### A block of data
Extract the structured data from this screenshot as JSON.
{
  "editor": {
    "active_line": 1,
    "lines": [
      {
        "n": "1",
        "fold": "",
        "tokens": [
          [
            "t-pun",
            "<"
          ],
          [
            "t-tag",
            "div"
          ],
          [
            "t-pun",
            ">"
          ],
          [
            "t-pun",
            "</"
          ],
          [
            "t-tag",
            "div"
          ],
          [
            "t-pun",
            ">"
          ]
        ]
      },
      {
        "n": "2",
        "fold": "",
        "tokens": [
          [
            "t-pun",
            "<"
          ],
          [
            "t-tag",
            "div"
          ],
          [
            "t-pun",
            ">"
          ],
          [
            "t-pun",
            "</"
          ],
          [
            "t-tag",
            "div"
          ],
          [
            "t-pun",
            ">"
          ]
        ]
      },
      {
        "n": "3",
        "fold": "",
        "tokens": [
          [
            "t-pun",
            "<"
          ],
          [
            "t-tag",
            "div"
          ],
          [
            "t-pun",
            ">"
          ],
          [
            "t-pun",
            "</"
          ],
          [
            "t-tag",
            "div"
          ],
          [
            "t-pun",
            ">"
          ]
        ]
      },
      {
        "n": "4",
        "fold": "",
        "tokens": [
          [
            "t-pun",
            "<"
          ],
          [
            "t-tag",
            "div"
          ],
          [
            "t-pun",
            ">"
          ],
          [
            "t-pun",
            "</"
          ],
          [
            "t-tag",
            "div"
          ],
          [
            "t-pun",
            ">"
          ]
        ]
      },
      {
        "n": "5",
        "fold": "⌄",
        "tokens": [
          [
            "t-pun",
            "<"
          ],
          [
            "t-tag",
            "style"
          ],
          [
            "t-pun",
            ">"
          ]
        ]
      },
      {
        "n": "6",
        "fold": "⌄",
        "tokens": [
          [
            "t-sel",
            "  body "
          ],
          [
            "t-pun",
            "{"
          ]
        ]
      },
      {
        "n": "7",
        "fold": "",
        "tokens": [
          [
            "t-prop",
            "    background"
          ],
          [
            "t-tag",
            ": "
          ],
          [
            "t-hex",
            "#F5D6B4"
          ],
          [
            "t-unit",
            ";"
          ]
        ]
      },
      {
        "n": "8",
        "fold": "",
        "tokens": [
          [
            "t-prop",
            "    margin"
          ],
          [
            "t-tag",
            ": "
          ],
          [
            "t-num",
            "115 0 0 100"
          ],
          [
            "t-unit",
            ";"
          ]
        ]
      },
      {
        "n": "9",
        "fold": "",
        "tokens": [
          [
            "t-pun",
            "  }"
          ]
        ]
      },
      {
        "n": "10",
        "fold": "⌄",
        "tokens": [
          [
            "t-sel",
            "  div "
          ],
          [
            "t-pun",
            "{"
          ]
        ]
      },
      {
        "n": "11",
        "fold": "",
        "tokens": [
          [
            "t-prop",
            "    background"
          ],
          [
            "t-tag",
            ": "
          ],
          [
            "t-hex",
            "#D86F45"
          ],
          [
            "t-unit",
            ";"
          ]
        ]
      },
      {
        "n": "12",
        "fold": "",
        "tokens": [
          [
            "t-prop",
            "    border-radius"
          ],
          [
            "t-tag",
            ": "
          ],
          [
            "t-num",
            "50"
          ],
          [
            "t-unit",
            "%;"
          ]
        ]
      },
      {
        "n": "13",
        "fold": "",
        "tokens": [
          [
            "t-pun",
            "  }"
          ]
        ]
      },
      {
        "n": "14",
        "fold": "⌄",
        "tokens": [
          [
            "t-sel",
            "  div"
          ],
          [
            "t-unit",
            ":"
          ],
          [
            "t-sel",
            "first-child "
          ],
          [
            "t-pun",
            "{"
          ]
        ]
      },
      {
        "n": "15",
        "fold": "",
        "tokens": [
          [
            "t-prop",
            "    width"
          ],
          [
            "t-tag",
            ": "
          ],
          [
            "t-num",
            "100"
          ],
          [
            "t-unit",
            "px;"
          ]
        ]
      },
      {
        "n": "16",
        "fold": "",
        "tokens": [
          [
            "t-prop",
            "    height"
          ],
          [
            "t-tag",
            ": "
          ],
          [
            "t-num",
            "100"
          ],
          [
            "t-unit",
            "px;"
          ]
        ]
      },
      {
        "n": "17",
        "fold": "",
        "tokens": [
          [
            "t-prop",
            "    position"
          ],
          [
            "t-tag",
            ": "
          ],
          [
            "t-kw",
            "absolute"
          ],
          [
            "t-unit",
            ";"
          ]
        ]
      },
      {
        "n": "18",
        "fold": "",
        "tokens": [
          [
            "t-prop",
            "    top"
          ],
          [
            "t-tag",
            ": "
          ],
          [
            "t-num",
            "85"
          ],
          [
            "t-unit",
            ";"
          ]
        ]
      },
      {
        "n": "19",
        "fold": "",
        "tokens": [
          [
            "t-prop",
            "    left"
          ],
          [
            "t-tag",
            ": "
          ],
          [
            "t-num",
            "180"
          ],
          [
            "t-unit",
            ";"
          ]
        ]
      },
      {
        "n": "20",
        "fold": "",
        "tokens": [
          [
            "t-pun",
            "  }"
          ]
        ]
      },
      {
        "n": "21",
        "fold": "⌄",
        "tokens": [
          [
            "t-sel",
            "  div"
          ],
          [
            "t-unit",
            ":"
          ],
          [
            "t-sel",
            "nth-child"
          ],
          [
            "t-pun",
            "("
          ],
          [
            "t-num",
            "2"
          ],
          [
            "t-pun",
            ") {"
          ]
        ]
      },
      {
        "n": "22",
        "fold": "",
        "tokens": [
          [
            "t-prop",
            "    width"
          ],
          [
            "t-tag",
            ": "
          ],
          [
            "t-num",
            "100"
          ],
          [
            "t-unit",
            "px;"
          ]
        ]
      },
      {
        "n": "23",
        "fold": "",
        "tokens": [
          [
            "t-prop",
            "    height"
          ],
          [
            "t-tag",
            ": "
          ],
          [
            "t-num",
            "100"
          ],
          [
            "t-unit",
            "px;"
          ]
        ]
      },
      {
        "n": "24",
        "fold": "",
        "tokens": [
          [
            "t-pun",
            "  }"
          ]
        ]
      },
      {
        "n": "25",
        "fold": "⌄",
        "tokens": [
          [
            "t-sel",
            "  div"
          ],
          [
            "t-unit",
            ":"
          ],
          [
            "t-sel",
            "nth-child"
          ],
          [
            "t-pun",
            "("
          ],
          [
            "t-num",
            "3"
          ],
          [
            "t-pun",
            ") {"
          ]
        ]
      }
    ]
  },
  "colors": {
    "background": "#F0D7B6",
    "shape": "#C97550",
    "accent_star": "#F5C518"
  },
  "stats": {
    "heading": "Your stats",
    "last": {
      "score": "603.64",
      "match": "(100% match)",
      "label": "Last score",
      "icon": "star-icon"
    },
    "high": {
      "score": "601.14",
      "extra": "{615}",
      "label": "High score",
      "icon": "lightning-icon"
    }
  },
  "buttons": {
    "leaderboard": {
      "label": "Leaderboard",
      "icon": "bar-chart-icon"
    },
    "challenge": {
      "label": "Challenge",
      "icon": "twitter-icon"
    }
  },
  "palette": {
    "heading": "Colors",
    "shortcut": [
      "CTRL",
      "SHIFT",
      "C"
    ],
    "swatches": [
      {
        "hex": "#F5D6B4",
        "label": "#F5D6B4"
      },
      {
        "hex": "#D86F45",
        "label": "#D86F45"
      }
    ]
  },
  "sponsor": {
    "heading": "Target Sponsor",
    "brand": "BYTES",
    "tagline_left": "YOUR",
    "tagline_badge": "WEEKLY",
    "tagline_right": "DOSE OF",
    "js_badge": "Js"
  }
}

### TASK BRIEF
Give the listing above again, word for word.

### THE COMPLETED TASK
Extract the structured data from this screenshot as JSON.
{
  "editor": {
    "active_line": 1,
    "lines": [
      {
        "n": "1",
        "fold": "",
        "tokens": [
          [
            "t-pun",
            "<"
          ],
          [
            "t-tag",
            "div"
          ],
          [
            "t-pun",
            ">"
          ],
          [
            "t-pun",
            "</"
          ],
          [
            "t-tag",
            "div"
          ],
          [
            "t-pun",
            ">"
          ]
        ]
      },
      {
        "n": "2",
        "fold": "",
        "tokens": [
          [
            "t-pun",
            "<"
          ],
          [
            "t-tag",
            "div"
          ],
          [
            "t-pun",
            ">"
          ],
          [
            "t-pun",
            "</"
          ],
          [
            "t-tag",
            "div"
          ],
          [
            "t-pun",
            ">"
          ]
        ]
      },
      {
        "n": "3",
        "fold": "",
        "tokens": [
          [
            "t-pun",
            "<"
          ],
          [
            "t-tag",
            "div"
          ],
          [
            "t-pun",
            ">"
          ],
          [
            "t-pun",
            "</"
          ],
          [
            "t-tag",
            "div"
          ],
          [
            "t-pun",
            ">"
          ]
        ]
      },
      {
        "n": "4",
        "fold": "",
        "tokens": [
          [
            "t-pun",
            "<"
          ],
          [
            "t-tag",
            "div"
          ],
          [
            "t-pun",
            ">"
          ],
          [
            "t-pun",
            "</"
          ],
          [
            "t-tag",
            "div"
          ],
          [
            "t-pun",
            ">"
          ]
        ]
      },
      {
        "n": "5",
        "fold": "⌄",
        "tokens": [
          [
            "t-pun",
            "<"
          ],
          [
            "t-tag",
            "style"
          ],
          [
            "t-pun",
            ">"
          ]
        ]
      },
      {
        "n": "6",
        "fold": "⌄",
        "tokens": [
          [
            "t-sel",
            "  body "
          ],
          [
            "t-pun",
            "{"
          ]
        ]
      },
      {
        "n": "7",
        "fold": "",
        "tokens": [
          [
            "t-prop",
            "    background"
          ],
          [
            "t-tag",
            ": "
          ],
          [
            "t-hex",
            "#F5D6B4"
          ],
          [
            "t-unit",
            ";"
          ]
        ]
      },
      {
        "n": "8",
        "fold": "",
        "tokens": [
          [
            "t-prop",
            "    margin"
          ],
          [
            "t-tag",
            ": "
          ],
          [
            "t-num",
            "115 0 0 100"
          ],
          [
            "t-unit",
            ";"
          ]
        ]
      },
      {
        "n": "9",
        "fold": "",
        "tokens": [
          [
            "t-pun",
            "  }"
          ]
        ]
      },
      {
        "n": "10",
        "fold": "⌄",
        "tokens": [
          [
            "t-sel",
            "  div "
          ],
          [
            "t-pun",
            "{"
          ]
        ]
      },
      {
        "n": "11",
        "fold": "",
        "tokens": [
          [
            "t-prop",
            "    background"
          ],
          [
            "t-tag",
            ": "
          ],
          [
            "t-hex",
            "#D86F45"
          ],
          [
            "t-unit",
            ";"
          ]
        ]
      },
      {
        "n": "12",
        "fold": "",
        "tokens": [
          [
            "t-prop",
            "    border-radius"
          ],
          [
            "t-tag",
            ": "
          ],
          [
            "t-num",
            "50"
          ],
          [
            "t-unit",
            "%;"
          ]
        ]
      },
      {
        "n": "13",
        "fold": "",
        "tokens": [
          [
            "t-pun",
            "  }"
          ]
        ]
      },
      {
        "n": "14",
        "fold": "⌄",
        "tokens": [
          [
            "t-sel",
            "  div"
          ],
          [
            "t-unit",
            ":"
          ],
          [
            "t-sel",
            "first-child "
          ],
          [
            "t-pun",
            "{"
          ]
        ]
      },
      {
        "n": "15",
        "fold": "",
        "tokens": [
          [
            "t-prop",
            "    width"
          ],
          [
            "t-tag",
            ": "
          ],
          [
            "t-num",
            "100"
          ],
          [
            "t-unit",
            "px;"
          ]
        ]
      },
      {
        "n": "16",
        "fold": "",
        "tokens": [
          [
            "t-prop",
            "    height"
          ],
          [
            "t-tag",
            ": "
          ],
          [
            "t-num",
            "100"
          ],
          [
            "t-unit",
            "px;"
          ]
        ]
      },
      {
        "n": "17",
        "fold": "",
        "tokens": [
          [
            "t-prop",
            "    position"
          ],
          [
            "t-tag",
            ": "
          ],
          [
            "t-kw",
            "absolute"
          ],
          [
            "t-unit",
            ";"
          ]
        ]
      },
      {
        "n": "18",
        "fold": "",
        "tokens": [
          [
            "t-prop",
            "    top"
          ],
          [
            "t-tag",
            ": "
          ],
          [
            "t-num",
            "85"
          ],
          [
            "t-unit",
            ";"
          ]
        ]
      },
      {
        "n": "19",
        "fold": "",
        "tokens": [
          [
            "t-prop",
            "    left"
          ],
          [
            "t-tag",
            ": "
          ],
          [
            "t-num",
            "180"
          ],
          [
            "t-unit",
            ";"
          ]
        ]
      },
      {
        "n": "20",
        "fold": "",
        "tokens": [
          [
            "t-pun",
            "  }"
          ]
        ]
      },
      {
        "n": "21",
        "fold": "⌄",
        "tokens": [
          [
            "t-sel",
            "  div"
          ],
          [
            "t-unit",
            ":"
          ],
          [
            "t-sel",
            "nth-child"
          ],
          [
            "t-pun",
            "("
          ],
          [
            "t-num",
            "2"
          ],
          [
            "t-pun",
            ") {"
          ]
        ]
      },
      {
        "n": "22",
        "fold": "",
        "tokens": [
          [
            "t-prop",
            "    width"
          ],
          [
            "t-tag",
            ": "
          ],
          [
            "t-num",
            "100"
          ],
          [
            "t-unit",
            "px;"
          ]
        ]
      },
      {
        "n": "23",
        "fold": "",
        "tokens": [
          [
            "t-prop",
            "    height"
          ],
          [
            "t-tag",
            ": "
          ],
          [
            "t-num",
            "100"
          ],
          [
            "t-unit",
            "px;"
          ]
        ]
      },
      {
        "n": "24",
        "fold": "",
        "tokens": [
          [
            "t-pun",
            "  }"
          ]
        ]
      },
      {
        "n": "25",
        "fold": "⌄",
        "tokens": [
          [
            "t-sel",
            "  div"
          ],
          [
            "t-unit",
            ":"
          ],
          [
            "t-sel",
            "nth-child"
          ],
          [
            "t-pun",
            "("
          ],
          [
            "t-num",
            "3"
          ],
          [
            "t-pun",
            ") {"
          ]
        ]
      }
    ]
  },
  "colors": {
    "background": "#F0D7B6",
    "shape": "#C97550",
    "accent_star": "#F5C518"
  },
  "stats": {
    "heading": "Your stats",
    "last": {
      "score": "603.64",
      "match": "(100% match)",
      "label": "Last score",
      "icon": "star-icon"
    },
    "high": {
      "score": "601.14",
      "extra": "{615}",
      "label": "High score",
      "icon": "lightning-icon"
    }
  },
  "buttons": {
    "leaderboard": {
      "label": "Leaderboard",
      "icon": "bar-chart-icon"
    },
    "challenge": {
      "label": "Challenge",
      "icon": "twitter-icon"
    }
  },
  "palette": {
    "heading": "Colors",
    "shortcut": [
      "CTRL",
      "SHIFT",
      "C"
    ],
    "swatches": [
      {
        "hex": "#F5D6B4",
        "label": "#F5D6B4"
      },
      {
        "hex": "#D86F45",
        "label": "#D86F45"
      }
    ]
  },
  "sponsor": {
    "heading": "Target Sponsor",
    "brand": "BYTES",
    "tagline_left": "YOUR",
    "tagline_badge": "WEEKLY",
    "tagline_right": "DOSE OF",
    "js_badge": "Js"
  }
}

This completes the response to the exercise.